- [Description of the task]: Will you output the entries below exactly, skipping every image they contain?

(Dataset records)
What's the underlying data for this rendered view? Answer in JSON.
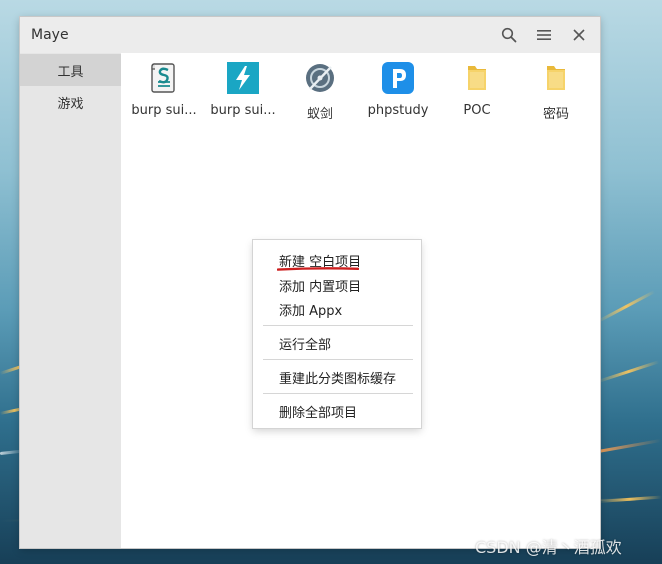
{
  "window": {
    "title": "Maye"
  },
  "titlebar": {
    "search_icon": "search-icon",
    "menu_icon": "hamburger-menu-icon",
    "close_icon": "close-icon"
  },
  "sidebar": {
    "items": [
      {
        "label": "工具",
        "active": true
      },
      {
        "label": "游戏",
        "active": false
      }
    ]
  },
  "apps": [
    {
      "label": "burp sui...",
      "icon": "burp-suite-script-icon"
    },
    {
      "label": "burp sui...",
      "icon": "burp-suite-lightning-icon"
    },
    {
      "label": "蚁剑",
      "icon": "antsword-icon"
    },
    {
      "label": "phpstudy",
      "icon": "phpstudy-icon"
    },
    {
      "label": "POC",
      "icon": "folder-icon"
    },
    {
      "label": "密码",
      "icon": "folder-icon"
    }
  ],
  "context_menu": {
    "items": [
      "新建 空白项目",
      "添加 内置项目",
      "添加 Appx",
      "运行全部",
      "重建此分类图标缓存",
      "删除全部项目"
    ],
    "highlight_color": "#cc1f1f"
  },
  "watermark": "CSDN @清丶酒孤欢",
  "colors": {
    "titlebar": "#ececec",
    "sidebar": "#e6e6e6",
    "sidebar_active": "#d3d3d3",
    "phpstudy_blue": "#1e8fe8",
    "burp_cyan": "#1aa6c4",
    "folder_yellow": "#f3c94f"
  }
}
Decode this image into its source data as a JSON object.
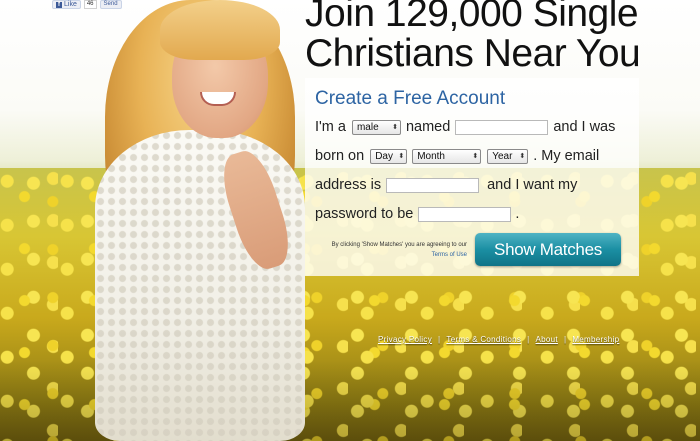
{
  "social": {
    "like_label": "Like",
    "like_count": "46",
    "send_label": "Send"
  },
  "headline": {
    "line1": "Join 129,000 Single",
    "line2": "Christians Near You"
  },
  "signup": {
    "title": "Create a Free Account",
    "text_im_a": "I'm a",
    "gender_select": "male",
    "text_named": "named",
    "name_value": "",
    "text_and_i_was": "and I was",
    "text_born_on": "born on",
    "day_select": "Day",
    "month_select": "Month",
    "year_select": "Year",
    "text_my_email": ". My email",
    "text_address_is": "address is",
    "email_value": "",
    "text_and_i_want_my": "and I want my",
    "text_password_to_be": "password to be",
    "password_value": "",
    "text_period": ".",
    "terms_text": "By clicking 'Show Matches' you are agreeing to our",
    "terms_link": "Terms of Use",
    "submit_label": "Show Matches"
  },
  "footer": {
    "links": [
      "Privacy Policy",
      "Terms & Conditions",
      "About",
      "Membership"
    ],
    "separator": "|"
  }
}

- [Solution to this task]:
What's the underlying data for this rendered view? Answer in JSON.
{
  "window": {
    "title": "Maye"
  },
  "titlebar": {
    "search_icon": "search-icon",
    "menu_icon": "hamburger-menu-icon",
    "close_icon": "close-icon"
  },
  "sidebar": {
    "items": [
      {
        "label": "工具",
        "active": true
      },
      {
        "label": "游戏",
        "active": false
      }
    ]
  },
  "apps": [
    {
      "label": "burp sui...",
      "icon": "burp-suite-script-icon"
    },
    {
      "label": "burp sui...",
      "icon": "burp-suite-lightning-icon"
    },
    {
      "label": "蚁剑",
      "icon": "antsword-icon"
    },
    {
      "label": "phpstudy",
      "icon": "phpstudy-icon"
    },
    {
      "label": "POC",
      "icon": "folder-icon"
    },
    {
      "label": "密码",
      "icon": "folder-icon"
    }
  ],
  "context_menu": {
    "items": [
      "新建 空白项目",
      "添加 内置项目",
      "添加 Appx",
      "运行全部",
      "重建此分类图标缓存",
      "删除全部项目"
    ],
    "highlight_color": "#cc1f1f"
  },
  "watermark": "CSDN @清丶酒孤欢",
  "colors": {
    "titlebar": "#ececec",
    "sidebar": "#e6e6e6",
    "sidebar_active": "#d3d3d3",
    "phpstudy_blue": "#1e8fe8",
    "burp_cyan": "#1aa6c4",
    "folder_yellow": "#f3c94f"
  }
}
Decode this image into its source data as a JSON object.
{
  "social": {
    "like_label": "Like",
    "like_count": "46",
    "send_label": "Send"
  },
  "headline": {
    "line1": "Join 129,000 Single",
    "line2": "Christians Near You"
  },
  "signup": {
    "title": "Create a Free Account",
    "text_im_a": "I'm a",
    "gender_select": "male",
    "text_named": "named",
    "name_value": "",
    "text_and_i_was": "and I was",
    "text_born_on": "born on",
    "day_select": "Day",
    "month_select": "Month",
    "year_select": "Year",
    "text_my_email": ". My email",
    "text_address_is": "address is",
    "email_value": "",
    "text_and_i_want_my": "and I want my",
    "text_password_to_be": "password to be",
    "password_value": "",
    "text_period": ".",
    "terms_text": "By clicking 'Show Matches' you are agreeing to our",
    "terms_link": "Terms of Use",
    "submit_label": "Show Matches"
  },
  "footer": {
    "links": [
      "Privacy Policy",
      "Terms & Conditions",
      "About",
      "Membership"
    ],
    "separator": "|"
  }
}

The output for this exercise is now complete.